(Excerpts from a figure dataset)
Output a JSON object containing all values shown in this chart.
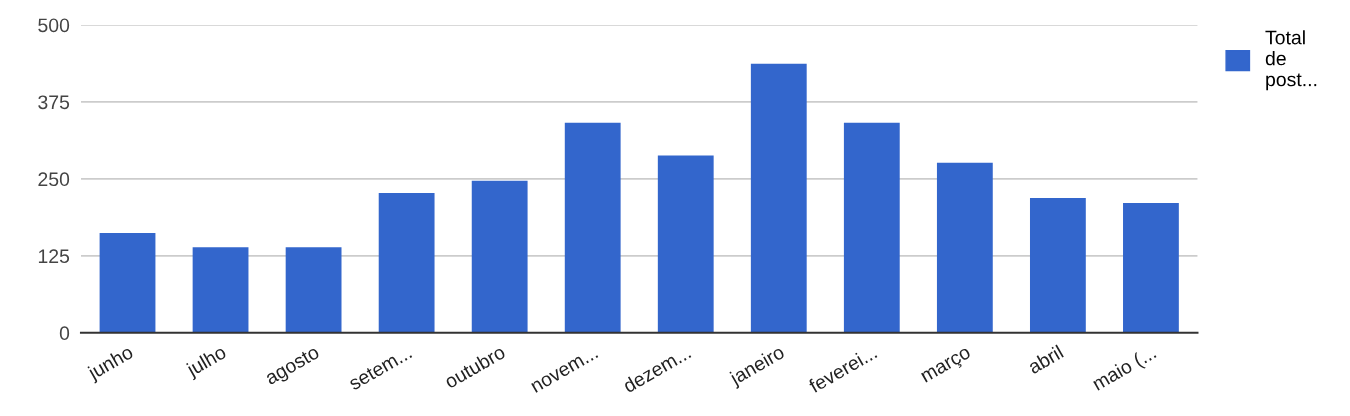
{
  "chart_data": {
    "type": "bar",
    "categories": [
      "junho",
      "julho",
      "agosto",
      "setem...",
      "outubro",
      "novem...",
      "dezem...",
      "janeiro",
      "feverei...",
      "março",
      "abril",
      "maio (..."
    ],
    "series": [
      {
        "name": "Total de post...",
        "color": "#3366cc",
        "values": [
          162,
          139,
          139,
          227,
          247,
          341,
          288,
          437,
          341,
          276,
          219,
          211
        ]
      }
    ],
    "ylim": [
      0,
      500
    ],
    "yticks": [
      0,
      125,
      250,
      375,
      500
    ],
    "grid": "y",
    "legend": "right"
  }
}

- [TO DO] Go through the entries and return each line where the word "values" appears.

- [EXERCISE RESPONSE]
Output a JSON object containing all values shown in this chart.
        "values": [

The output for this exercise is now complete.